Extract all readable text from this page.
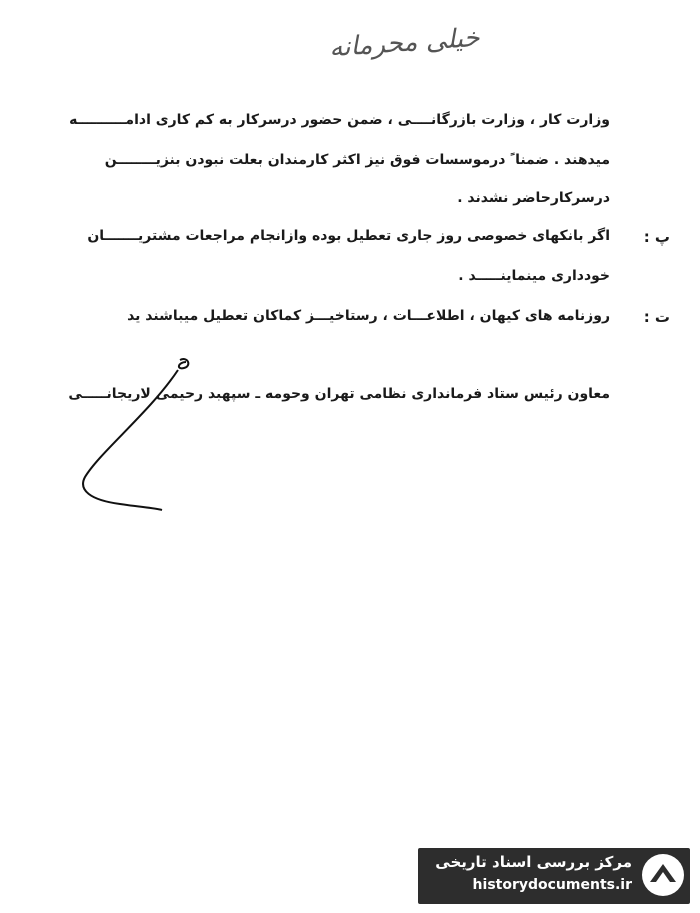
خیلی محرمانه
وزارت کار ، وزارت بازرگانــــی ، ضمن حضور درسرکار به کم کاری ادامــــــــــه
میدهند . ضمنا ً درموسسات فوق نیز اکثر کارمندان بعلت نبودن بنزیــــــــن
درسرکارحاضر نشدند .
پ :
اگر بانکهای خصوصی روز جاری تعطیل بوده وازانجام مراجعات مشتریـــــــان
خودداری مینماینـــــد .
ت :
روزنامه های کیهان ، اطلاعـــات ، رستاخیـــز کماکان تعطیل میباشند ید
معاون رئیس ستاد فرمانداری نظامی تهران وحومه ـ سپهبد رحیمی لاریجانـــــی
مرکز بررسی اسناد تاریخی
historydocuments.ir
★ ★ ★ ★
## Aim
Pictures are to be left out; all else in the entries above is to be quoted exactly.

## Exercise answer
Extract all readable text from this page.
خیلی محرمانه
وزارت کار ، وزارت بازرگانــــی ، ضمن حضور درسرکار به کم کاری ادامــــــــــه
میدهند . ضمنا ً درموسسات فوق نیز اکثر کارمندان بعلت نبودن بنزیــــــــن
درسرکارحاضر نشدند .
پ :
اگر بانکهای خصوصی روز جاری تعطیل بوده وازانجام مراجعات مشتریـــــــان
خودداری مینماینـــــد .
ت :
روزنامه های کیهان ، اطلاعـــات ، رستاخیـــز کماکان تعطیل میباشند ید
معاون رئیس ستاد فرمانداری نظامی تهران وحومه ـ سپهبد رحیمی لاریجانـــــی
مرکز بررسی اسناد تاریخی
historydocuments.ir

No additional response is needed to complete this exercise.